Begin EXTRACTED MATERIAL
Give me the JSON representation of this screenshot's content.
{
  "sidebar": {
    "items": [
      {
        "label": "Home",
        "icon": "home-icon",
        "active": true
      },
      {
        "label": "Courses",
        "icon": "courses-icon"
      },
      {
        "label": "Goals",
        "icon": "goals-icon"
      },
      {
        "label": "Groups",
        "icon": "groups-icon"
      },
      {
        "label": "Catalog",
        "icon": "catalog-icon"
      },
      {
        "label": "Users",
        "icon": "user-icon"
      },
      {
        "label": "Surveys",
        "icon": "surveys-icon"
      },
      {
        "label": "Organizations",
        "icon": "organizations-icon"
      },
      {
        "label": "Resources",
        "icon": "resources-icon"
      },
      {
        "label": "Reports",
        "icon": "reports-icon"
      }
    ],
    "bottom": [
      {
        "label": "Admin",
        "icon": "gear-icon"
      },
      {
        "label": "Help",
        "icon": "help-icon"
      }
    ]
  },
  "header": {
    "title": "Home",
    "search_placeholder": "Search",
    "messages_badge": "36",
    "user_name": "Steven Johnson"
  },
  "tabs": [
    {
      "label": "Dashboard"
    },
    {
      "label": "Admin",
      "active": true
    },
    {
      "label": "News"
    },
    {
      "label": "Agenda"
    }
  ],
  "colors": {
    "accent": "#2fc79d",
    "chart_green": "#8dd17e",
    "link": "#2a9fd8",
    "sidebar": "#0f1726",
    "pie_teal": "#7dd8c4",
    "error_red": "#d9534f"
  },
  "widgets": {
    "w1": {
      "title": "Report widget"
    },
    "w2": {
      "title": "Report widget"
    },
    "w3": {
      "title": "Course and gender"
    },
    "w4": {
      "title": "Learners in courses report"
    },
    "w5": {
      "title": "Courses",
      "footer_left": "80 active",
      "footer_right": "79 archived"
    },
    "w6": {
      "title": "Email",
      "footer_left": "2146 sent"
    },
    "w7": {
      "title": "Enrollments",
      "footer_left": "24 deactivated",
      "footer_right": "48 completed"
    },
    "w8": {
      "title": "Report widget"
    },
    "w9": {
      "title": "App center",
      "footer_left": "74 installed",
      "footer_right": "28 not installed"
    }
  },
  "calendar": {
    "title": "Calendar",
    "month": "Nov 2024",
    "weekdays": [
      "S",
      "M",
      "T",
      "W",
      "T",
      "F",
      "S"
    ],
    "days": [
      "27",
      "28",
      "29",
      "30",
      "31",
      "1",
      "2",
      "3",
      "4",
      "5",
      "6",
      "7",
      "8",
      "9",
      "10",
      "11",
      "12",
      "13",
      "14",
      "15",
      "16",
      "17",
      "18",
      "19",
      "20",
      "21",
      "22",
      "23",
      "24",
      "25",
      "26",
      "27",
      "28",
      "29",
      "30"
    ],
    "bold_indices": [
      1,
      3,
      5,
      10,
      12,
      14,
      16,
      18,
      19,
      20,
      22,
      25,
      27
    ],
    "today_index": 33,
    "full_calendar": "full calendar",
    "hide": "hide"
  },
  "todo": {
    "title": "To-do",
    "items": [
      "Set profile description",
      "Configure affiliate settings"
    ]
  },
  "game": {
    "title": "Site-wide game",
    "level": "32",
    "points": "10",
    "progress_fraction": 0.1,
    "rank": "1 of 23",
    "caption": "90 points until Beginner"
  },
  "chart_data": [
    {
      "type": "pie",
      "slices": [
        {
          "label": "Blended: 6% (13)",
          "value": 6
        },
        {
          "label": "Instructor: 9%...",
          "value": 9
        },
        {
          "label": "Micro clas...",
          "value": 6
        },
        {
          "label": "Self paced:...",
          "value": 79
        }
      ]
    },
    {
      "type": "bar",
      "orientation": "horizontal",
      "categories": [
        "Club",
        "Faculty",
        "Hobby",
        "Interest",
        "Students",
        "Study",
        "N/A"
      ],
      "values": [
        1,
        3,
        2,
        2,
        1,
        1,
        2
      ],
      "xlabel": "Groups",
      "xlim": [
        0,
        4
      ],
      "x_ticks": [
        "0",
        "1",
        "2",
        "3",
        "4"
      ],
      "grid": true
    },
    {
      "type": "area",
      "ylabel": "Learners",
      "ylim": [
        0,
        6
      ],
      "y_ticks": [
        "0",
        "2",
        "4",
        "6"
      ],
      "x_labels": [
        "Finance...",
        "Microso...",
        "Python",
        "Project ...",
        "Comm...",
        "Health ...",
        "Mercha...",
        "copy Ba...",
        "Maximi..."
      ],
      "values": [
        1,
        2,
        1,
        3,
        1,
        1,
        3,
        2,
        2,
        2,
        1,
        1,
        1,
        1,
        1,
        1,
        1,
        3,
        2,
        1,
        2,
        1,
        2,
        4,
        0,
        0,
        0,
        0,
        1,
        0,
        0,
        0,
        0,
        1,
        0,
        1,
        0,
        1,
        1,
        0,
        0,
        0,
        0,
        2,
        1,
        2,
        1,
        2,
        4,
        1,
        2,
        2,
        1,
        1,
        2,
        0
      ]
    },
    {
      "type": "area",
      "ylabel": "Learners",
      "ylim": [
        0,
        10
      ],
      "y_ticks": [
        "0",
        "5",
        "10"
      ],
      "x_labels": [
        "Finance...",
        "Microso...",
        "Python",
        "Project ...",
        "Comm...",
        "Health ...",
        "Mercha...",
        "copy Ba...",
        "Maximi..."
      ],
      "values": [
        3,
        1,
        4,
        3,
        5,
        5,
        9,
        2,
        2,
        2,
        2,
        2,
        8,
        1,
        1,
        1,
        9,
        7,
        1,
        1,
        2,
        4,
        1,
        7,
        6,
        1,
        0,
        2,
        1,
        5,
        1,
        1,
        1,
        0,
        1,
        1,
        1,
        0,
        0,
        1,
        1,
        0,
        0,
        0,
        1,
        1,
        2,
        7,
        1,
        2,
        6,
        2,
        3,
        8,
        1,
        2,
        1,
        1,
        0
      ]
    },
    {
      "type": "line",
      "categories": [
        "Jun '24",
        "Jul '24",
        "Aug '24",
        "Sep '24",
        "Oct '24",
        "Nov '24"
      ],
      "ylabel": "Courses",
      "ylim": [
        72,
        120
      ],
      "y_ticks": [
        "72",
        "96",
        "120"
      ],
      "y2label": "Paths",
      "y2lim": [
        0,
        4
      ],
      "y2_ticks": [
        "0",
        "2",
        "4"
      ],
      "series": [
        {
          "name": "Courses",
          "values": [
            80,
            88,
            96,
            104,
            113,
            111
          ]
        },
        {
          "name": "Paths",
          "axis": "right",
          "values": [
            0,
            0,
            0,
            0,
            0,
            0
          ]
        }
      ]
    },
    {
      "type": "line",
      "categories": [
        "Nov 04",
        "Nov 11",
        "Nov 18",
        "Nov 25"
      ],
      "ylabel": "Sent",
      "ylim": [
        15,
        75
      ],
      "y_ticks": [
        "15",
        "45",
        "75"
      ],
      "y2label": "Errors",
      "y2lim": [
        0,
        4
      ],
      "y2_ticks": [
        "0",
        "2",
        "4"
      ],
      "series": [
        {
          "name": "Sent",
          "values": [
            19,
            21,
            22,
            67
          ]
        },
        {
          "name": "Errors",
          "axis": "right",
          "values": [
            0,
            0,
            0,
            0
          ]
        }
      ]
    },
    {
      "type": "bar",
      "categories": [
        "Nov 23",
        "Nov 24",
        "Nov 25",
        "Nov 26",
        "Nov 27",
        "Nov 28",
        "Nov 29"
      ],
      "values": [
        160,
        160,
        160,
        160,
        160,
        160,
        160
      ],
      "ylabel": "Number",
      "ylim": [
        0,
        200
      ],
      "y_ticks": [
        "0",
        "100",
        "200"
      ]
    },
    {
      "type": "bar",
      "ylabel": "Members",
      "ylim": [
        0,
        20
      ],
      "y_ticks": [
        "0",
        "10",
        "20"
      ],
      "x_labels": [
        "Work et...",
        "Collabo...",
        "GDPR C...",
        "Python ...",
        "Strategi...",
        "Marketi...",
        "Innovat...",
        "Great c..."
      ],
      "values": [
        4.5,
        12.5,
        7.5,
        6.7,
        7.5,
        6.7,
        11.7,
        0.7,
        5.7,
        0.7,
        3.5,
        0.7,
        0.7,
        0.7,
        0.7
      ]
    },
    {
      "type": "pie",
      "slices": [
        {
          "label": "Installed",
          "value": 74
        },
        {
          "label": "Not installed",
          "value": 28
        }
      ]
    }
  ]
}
End EXTRACTED MATERIAL
| YOUR OBJECTIVE |
Look through the data above. Find each line with the string "icon" and copy it.

| COMPLETED EXERCISE |
        "icon": "home-icon",
        "icon": "courses-icon"
        "icon": "goals-icon"
        "icon": "groups-icon"
        "icon": "catalog-icon"
        "icon": "user-icon"
        "icon": "surveys-icon"
        "icon": "organizations-icon"
        "icon": "resources-icon"
        "icon": "reports-icon"
        "icon": "gear-icon"
        "icon": "help-icon"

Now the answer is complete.